> YOUR OBJECTIVE
Each entry in the listing below should be restated word for word.

A run of records:
■ ■ ■ ■ ■ ■ ■

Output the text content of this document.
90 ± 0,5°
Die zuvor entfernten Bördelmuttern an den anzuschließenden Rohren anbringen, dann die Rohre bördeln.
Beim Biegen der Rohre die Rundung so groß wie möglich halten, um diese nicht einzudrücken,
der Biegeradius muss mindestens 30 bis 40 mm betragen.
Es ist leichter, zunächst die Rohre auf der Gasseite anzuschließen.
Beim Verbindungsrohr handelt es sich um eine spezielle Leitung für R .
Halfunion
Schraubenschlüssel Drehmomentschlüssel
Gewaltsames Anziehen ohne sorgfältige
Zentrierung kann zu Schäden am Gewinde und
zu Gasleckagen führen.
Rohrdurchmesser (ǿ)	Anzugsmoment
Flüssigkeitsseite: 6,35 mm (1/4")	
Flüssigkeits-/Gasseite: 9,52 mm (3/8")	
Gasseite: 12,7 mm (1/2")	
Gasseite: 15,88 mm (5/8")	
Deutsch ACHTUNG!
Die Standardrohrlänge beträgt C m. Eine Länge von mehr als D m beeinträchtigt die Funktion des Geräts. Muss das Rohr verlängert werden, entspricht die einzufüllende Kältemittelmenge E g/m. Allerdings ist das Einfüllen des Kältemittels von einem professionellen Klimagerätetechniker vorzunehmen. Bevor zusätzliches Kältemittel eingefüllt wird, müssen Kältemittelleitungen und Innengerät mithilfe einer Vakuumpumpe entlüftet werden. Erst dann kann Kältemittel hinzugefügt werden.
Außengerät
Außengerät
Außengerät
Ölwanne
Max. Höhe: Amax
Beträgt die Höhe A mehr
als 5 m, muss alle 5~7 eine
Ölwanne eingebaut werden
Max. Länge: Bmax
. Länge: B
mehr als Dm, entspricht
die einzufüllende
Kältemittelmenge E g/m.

■ ■ ■ ■ ■ ■ ■

> RESPONSE TO THIS TASK
Output the text content of this document.
90 ± 0,5°
Die zuvor entfernten Bördelmuttern an den anzuschließenden Rohren anbringen, dann die Rohre bördeln.
Beim Biegen der Rohre die Rundung so groß wie möglich halten, um diese nicht einzudrücken,
der Biegeradius muss mindestens 30 bis 40 mm betragen.
Es ist leichter, zunächst die Rohre auf der Gasseite anzuschließen.
Beim Verbindungsrohr handelt es sich um eine spezielle Leitung für R .
Halfunion
Schraubenschlüssel Drehmomentschlüssel
Gewaltsames Anziehen ohne sorgfältige
Zentrierung kann zu Schäden am Gewinde und
zu Gasleckagen führen.
Rohrdurchmesser (ǿ)	Anzugsmoment
Flüssigkeitsseite: 6,35 mm (1/4")	
Flüssigkeits-/Gasseite: 9,52 mm (3/8")	
Gasseite: 12,7 mm (1/2")	
Gasseite: 15,88 mm (5/8")	
Deutsch ACHTUNG!
Die Standardrohrlänge beträgt C m. Eine Länge von mehr als D m beeinträchtigt die Funktion des Geräts. Muss das Rohr verlängert werden, entspricht die einzufüllende Kältemittelmenge E g/m. Allerdings ist das Einfüllen des Kältemittels von einem professionellen Klimagerätetechniker vorzunehmen. Bevor zusätzliches Kältemittel eingefüllt wird, müssen Kältemittelleitungen und Innengerät mithilfe einer Vakuumpumpe entlüftet werden. Erst dann kann Kältemittel hinzugefügt werden.
Außengerät
Außengerät
Außengerät
Ölwanne
Max. Höhe: Amax
Beträgt die Höhe A mehr
als 5 m, muss alle 5~7 eine
Ölwanne eingebaut werden
Max. Länge: Bmax
. Länge: B
mehr als Dm, entspricht
die einzufüllende
Kältemittelmenge E g/m.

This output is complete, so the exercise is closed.